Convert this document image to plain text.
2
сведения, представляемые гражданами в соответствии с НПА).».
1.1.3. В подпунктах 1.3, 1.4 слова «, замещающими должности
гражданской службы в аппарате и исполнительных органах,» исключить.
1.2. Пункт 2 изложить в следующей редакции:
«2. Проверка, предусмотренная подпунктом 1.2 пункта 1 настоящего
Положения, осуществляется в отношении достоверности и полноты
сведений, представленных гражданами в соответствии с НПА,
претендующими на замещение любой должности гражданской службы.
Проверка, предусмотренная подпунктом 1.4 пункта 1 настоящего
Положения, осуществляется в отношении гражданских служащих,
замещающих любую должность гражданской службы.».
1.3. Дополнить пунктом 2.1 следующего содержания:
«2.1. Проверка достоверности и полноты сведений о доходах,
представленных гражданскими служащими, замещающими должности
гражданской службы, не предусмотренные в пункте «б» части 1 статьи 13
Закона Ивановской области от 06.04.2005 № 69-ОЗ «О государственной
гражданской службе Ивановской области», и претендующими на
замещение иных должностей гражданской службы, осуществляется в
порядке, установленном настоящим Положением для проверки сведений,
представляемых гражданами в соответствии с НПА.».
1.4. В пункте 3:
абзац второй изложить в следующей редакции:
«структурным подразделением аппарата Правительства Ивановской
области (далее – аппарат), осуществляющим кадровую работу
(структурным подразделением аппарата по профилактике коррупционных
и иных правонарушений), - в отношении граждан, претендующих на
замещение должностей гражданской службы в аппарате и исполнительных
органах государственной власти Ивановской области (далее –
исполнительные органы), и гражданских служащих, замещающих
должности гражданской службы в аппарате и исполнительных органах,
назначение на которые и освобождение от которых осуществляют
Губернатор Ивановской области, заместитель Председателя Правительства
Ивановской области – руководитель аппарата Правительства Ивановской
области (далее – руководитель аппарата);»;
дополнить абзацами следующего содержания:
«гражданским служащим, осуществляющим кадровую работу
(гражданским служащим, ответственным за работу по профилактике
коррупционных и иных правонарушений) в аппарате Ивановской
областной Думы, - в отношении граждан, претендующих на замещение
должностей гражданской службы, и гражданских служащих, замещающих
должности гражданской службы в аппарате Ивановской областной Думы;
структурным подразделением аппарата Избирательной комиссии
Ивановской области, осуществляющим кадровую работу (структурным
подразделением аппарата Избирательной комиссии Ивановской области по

---

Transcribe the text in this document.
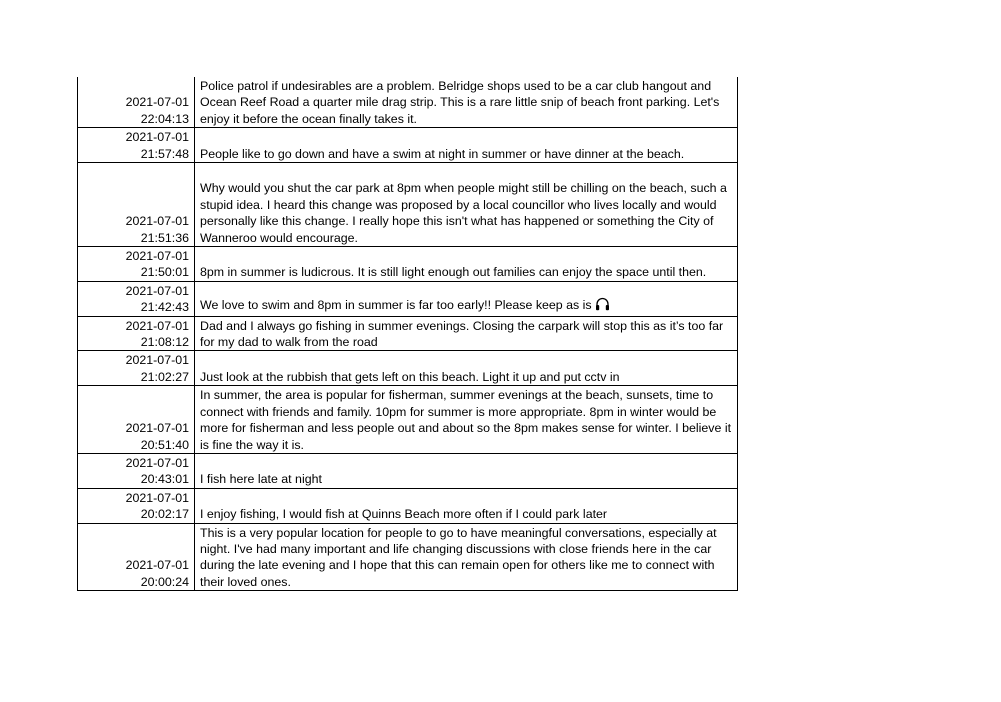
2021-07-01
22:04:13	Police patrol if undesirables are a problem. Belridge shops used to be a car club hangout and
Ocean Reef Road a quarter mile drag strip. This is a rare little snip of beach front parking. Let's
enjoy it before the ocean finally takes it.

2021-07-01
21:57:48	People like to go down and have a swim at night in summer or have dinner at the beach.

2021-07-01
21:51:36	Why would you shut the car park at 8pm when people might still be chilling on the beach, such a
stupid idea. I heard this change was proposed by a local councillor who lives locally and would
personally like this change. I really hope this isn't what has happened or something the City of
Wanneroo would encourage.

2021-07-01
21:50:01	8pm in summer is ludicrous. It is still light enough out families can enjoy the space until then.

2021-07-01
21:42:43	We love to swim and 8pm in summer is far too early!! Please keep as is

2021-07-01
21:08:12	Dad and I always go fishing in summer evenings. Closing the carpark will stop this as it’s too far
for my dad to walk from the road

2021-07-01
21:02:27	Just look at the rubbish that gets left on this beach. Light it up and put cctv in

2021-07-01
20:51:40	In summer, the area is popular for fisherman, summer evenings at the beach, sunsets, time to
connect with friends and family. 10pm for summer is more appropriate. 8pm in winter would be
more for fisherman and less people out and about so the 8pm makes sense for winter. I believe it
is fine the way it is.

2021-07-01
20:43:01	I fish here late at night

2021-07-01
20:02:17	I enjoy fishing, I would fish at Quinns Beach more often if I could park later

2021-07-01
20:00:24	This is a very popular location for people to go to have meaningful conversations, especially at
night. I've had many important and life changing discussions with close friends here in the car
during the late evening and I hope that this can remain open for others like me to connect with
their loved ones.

TASK: Out of the material above, select every line that holds the string "структурным".

ANSWER TO THE PROBLEM:
«структурным подразделением аппарата Правительства Ивановской
(структурным подразделением аппарата по профилактике коррупционных
структурным подразделением аппарата Избирательной комиссии
Ивановской области, осуществляющим кадровую работу (структурным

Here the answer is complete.